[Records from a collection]
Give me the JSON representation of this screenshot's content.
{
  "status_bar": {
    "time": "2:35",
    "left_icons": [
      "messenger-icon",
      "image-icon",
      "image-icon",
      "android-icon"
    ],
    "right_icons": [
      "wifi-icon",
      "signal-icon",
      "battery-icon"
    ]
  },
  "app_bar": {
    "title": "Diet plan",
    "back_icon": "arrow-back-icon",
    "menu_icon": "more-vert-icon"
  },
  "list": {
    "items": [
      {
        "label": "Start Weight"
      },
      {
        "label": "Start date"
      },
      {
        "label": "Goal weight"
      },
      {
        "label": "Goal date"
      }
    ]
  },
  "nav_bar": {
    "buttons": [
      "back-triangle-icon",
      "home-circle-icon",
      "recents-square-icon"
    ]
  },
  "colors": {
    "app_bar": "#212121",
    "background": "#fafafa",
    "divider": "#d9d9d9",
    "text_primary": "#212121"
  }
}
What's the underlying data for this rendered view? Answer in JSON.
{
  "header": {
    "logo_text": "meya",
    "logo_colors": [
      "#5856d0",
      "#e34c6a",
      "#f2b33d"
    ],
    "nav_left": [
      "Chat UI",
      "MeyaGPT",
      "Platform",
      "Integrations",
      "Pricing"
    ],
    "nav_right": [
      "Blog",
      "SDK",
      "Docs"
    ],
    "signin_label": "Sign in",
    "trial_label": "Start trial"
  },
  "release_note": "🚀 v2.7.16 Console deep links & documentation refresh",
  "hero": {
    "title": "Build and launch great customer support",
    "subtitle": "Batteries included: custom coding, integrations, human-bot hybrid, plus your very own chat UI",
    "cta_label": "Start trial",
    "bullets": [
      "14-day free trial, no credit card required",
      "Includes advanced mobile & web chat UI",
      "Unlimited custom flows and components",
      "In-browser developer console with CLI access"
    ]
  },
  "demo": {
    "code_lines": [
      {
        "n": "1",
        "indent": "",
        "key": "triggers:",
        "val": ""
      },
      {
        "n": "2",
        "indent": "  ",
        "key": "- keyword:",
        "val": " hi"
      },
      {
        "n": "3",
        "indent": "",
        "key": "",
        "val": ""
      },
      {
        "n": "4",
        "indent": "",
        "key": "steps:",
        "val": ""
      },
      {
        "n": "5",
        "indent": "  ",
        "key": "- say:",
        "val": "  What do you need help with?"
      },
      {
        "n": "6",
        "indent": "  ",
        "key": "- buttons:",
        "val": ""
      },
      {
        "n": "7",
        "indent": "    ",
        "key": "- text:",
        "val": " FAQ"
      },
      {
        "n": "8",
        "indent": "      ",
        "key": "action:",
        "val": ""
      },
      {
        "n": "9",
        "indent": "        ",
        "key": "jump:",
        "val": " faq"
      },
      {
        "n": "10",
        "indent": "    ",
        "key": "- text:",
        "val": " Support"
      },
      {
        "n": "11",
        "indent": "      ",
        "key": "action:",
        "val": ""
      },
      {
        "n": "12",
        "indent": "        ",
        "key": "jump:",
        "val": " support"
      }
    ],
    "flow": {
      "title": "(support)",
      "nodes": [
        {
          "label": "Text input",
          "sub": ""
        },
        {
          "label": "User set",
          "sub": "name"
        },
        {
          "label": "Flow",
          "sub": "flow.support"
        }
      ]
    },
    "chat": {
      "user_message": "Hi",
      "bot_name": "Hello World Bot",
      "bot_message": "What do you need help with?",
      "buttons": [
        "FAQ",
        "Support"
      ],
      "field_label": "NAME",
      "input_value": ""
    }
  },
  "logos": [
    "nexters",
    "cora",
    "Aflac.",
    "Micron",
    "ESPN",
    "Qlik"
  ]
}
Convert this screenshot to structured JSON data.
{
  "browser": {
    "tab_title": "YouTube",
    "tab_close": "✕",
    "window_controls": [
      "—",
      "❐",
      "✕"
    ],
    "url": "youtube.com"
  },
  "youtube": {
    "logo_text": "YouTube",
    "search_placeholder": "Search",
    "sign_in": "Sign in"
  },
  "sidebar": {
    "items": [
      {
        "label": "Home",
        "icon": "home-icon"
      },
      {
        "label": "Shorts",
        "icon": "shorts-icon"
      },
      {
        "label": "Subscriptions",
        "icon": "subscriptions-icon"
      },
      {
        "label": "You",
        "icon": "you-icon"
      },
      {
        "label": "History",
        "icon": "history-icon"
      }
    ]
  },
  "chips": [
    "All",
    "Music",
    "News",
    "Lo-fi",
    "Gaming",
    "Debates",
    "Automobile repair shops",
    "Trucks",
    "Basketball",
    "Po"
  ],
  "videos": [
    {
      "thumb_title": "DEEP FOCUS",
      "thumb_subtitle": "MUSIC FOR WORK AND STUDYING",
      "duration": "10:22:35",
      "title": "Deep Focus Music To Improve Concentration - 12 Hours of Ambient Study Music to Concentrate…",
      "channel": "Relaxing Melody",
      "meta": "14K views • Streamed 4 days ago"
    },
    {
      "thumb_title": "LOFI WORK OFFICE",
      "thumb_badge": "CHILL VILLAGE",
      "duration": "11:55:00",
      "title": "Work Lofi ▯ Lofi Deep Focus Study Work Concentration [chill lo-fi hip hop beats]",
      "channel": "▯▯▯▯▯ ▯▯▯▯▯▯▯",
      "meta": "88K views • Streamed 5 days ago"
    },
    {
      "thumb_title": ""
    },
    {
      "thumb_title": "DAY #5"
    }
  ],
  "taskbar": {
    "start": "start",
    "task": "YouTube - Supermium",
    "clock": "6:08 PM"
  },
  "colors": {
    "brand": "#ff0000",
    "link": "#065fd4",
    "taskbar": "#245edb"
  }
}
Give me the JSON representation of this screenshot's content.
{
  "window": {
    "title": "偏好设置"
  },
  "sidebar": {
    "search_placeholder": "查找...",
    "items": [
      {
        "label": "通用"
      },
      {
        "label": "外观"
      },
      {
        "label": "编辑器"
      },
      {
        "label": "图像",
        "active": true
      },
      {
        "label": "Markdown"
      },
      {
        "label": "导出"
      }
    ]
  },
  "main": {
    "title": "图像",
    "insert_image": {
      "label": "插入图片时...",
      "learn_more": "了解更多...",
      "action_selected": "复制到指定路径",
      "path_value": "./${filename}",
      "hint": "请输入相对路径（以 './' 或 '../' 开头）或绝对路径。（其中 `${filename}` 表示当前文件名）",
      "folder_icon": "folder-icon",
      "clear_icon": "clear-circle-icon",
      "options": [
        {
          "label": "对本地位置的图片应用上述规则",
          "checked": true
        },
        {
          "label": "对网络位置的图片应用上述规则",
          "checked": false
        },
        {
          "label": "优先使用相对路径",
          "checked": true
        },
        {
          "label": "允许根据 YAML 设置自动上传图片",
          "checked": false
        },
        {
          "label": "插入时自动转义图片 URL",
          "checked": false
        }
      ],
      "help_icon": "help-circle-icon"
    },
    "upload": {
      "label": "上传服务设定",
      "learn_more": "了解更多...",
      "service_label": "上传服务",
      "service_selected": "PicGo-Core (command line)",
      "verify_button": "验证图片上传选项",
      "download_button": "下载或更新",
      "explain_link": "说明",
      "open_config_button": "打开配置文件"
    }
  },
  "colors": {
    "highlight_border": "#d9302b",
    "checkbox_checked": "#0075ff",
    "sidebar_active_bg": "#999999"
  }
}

*TASK DESCRIPTION:* Gather all lines of the records that include the word "meta".

*RESULT OF THE EXERCISE:*
      "meta": "14K views • Streamed 4 days ago"
      "meta": "88K views • Streamed 5 days ago"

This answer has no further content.